# Working data
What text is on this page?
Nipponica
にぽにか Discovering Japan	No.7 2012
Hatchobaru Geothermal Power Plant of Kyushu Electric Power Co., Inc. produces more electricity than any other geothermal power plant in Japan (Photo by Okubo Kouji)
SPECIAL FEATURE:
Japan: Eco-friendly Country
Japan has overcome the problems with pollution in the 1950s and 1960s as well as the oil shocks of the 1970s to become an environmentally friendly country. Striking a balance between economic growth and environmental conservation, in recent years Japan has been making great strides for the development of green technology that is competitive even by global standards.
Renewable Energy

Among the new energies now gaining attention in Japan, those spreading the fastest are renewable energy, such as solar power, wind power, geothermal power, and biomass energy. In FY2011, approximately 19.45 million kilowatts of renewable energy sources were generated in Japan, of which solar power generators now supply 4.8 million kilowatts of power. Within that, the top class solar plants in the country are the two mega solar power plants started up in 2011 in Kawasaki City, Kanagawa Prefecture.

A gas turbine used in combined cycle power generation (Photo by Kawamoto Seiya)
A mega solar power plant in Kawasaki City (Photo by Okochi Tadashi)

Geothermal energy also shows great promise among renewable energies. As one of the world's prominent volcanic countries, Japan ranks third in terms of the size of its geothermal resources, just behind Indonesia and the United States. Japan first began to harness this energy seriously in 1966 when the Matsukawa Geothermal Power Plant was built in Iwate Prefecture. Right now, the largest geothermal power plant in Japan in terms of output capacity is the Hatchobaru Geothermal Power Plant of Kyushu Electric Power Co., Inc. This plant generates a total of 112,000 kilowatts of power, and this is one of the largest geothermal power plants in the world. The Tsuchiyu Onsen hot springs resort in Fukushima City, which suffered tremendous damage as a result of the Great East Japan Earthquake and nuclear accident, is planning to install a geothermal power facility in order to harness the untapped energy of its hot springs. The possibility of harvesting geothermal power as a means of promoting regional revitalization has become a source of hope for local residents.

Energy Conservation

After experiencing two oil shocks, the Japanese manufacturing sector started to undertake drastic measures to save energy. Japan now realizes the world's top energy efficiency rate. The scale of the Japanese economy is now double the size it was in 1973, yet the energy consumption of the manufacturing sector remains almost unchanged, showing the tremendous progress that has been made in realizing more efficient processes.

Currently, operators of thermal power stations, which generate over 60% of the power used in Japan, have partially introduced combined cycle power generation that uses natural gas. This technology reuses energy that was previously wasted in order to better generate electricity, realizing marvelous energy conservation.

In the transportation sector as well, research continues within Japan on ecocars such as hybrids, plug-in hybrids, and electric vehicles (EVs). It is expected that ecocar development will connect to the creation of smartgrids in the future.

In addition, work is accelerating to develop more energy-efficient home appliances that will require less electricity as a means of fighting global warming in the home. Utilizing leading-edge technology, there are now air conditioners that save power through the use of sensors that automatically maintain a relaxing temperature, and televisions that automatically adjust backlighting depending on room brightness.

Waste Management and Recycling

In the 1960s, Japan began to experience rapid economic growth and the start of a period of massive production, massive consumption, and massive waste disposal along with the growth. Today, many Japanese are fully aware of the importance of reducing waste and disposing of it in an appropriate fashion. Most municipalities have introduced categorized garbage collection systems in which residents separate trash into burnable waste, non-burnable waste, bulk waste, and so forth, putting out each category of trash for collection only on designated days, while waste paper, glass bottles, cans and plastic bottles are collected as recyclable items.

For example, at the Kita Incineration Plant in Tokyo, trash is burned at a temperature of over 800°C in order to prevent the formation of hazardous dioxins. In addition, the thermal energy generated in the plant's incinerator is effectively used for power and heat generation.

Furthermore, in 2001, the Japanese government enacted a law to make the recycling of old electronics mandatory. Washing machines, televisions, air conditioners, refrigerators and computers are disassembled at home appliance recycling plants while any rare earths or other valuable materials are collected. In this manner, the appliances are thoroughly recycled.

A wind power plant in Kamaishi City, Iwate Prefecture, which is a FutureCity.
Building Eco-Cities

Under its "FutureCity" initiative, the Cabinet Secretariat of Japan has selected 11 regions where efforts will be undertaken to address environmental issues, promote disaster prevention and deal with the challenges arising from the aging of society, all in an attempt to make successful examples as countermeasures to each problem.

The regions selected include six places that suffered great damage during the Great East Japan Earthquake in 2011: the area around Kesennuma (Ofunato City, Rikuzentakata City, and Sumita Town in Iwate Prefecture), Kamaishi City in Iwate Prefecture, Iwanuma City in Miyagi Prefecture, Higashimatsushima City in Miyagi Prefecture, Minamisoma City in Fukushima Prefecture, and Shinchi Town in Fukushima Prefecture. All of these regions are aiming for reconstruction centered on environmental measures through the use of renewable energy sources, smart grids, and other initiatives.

# What to work on
Copy out each record, keeping every word as it is.

# Answer
What text is on this page?
Nipponica
にぽにか Discovering Japan	No.7 2012
Hatchobaru Geothermal Power Plant of Kyushu Electric Power Co., Inc. produces more electricity than any other geothermal power plant in Japan (Photo by Okubo Kouji)
SPECIAL FEATURE:
Japan: Eco-friendly Country
Japan has overcome the problems with pollution in the 1950s and 1960s as well as the oil shocks of the 1970s to become an environmentally friendly country. Striking a balance between economic growth and environmental conservation, in recent years Japan has been making great strides for the development of green technology that is competitive even by global standards.
Renewable Energy

Among the new energies now gaining attention in Japan, those spreading the fastest are renewable energy, such as solar power, wind power, geothermal power, and biomass energy. In FY2011, approximately 19.45 million kilowatts of renewable energy sources were generated in Japan, of which solar power generators now supply 4.8 million kilowatts of power. Within that, the top class solar plants in the country are the two mega solar power plants started up in 2011 in Kawasaki City, Kanagawa Prefecture.

A gas turbine used in combined cycle power generation (Photo by Kawamoto Seiya)
A mega solar power plant in Kawasaki City (Photo by Okochi Tadashi)

Geothermal energy also shows great promise among renewable energies. As one of the world's prominent volcanic countries, Japan ranks third in terms of the size of its geothermal resources, just behind Indonesia and the United States. Japan first began to harness this energy seriously in 1966 when the Matsukawa Geothermal Power Plant was built in Iwate Prefecture. Right now, the largest geothermal power plant in Japan in terms of output capacity is the Hatchobaru Geothermal Power Plant of Kyushu Electric Power Co., Inc. This plant generates a total of 112,000 kilowatts of power, and this is one of the largest geothermal power plants in the world. The Tsuchiyu Onsen hot springs resort in Fukushima City, which suffered tremendous damage as a result of the Great East Japan Earthquake and nuclear accident, is planning to install a geothermal power facility in order to harness the untapped energy of its hot springs. The possibility of harvesting geothermal power as a means of promoting regional revitalization has become a source of hope for local residents.

Energy Conservation

After experiencing two oil shocks, the Japanese manufacturing sector started to undertake drastic measures to save energy. Japan now realizes the world's top energy efficiency rate. The scale of the Japanese economy is now double the size it was in 1973, yet the energy consumption of the manufacturing sector remains almost unchanged, showing the tremendous progress that has been made in realizing more efficient processes.

Currently, operators of thermal power stations, which generate over 60% of the power used in Japan, have partially introduced combined cycle power generation that uses natural gas. This technology reuses energy that was previously wasted in order to better generate electricity, realizing marvelous energy conservation.

In the transportation sector as well, research continues within Japan on ecocars such as hybrids, plug-in hybrids, and electric vehicles (EVs). It is expected that ecocar development will connect to the creation of smartgrids in the future.

In addition, work is accelerating to develop more energy-efficient home appliances that will require less electricity as a means of fighting global warming in the home. Utilizing leading-edge technology, there are now air conditioners that save power through the use of sensors that automatically maintain a relaxing temperature, and televisions that automatically adjust backlighting depending on room brightness.

Waste Management and Recycling

In the 1960s, Japan began to experience rapid economic growth and the start of a period of massive production, massive consumption, and massive waste disposal along with the growth. Today, many Japanese are fully aware of the importance of reducing waste and disposing of it in an appropriate fashion. Most municipalities have introduced categorized garbage collection systems in which residents separate trash into burnable waste, non-burnable waste, bulk waste, and so forth, putting out each category of trash for collection only on designated days, while waste paper, glass bottles, cans and plastic bottles are collected as recyclable items.

For example, at the Kita Incineration Plant in Tokyo, trash is burned at a temperature of over 800°C in order to prevent the formation of hazardous dioxins. In addition, the thermal energy generated in the plant's incinerator is effectively used for power and heat generation.

Furthermore, in 2001, the Japanese government enacted a law to make the recycling of old electronics mandatory. Washing machines, televisions, air conditioners, refrigerators and computers are disassembled at home appliance recycling plants while any rare earths or other valuable materials are collected. In this manner, the appliances are thoroughly recycled.

A wind power plant in Kamaishi City, Iwate Prefecture, which is a FutureCity.
Building Eco-Cities

Under its "FutureCity" initiative, the Cabinet Secretariat of Japan has selected 11 regions where efforts will be undertaken to address environmental issues, promote disaster prevention and deal with the challenges arising from the aging of society, all in an attempt to make successful examples as countermeasures to each problem.

The regions selected include six places that suffered great damage during the Great East Japan Earthquake in 2011: the area around Kesennuma (Ofunato City, Rikuzentakata City, and Sumita Town in Iwate Prefecture), Kamaishi City in Iwate Prefecture, Iwanuma City in Miyagi Prefecture, Higashimatsushima City in Miyagi Prefecture, Minamisoma City in Fukushima Prefecture, and Shinchi Town in Fukushima Prefecture. All of these regions are aiming for reconstruction centered on environmental measures through the use of renewable energy sources, smart grids, and other initiatives.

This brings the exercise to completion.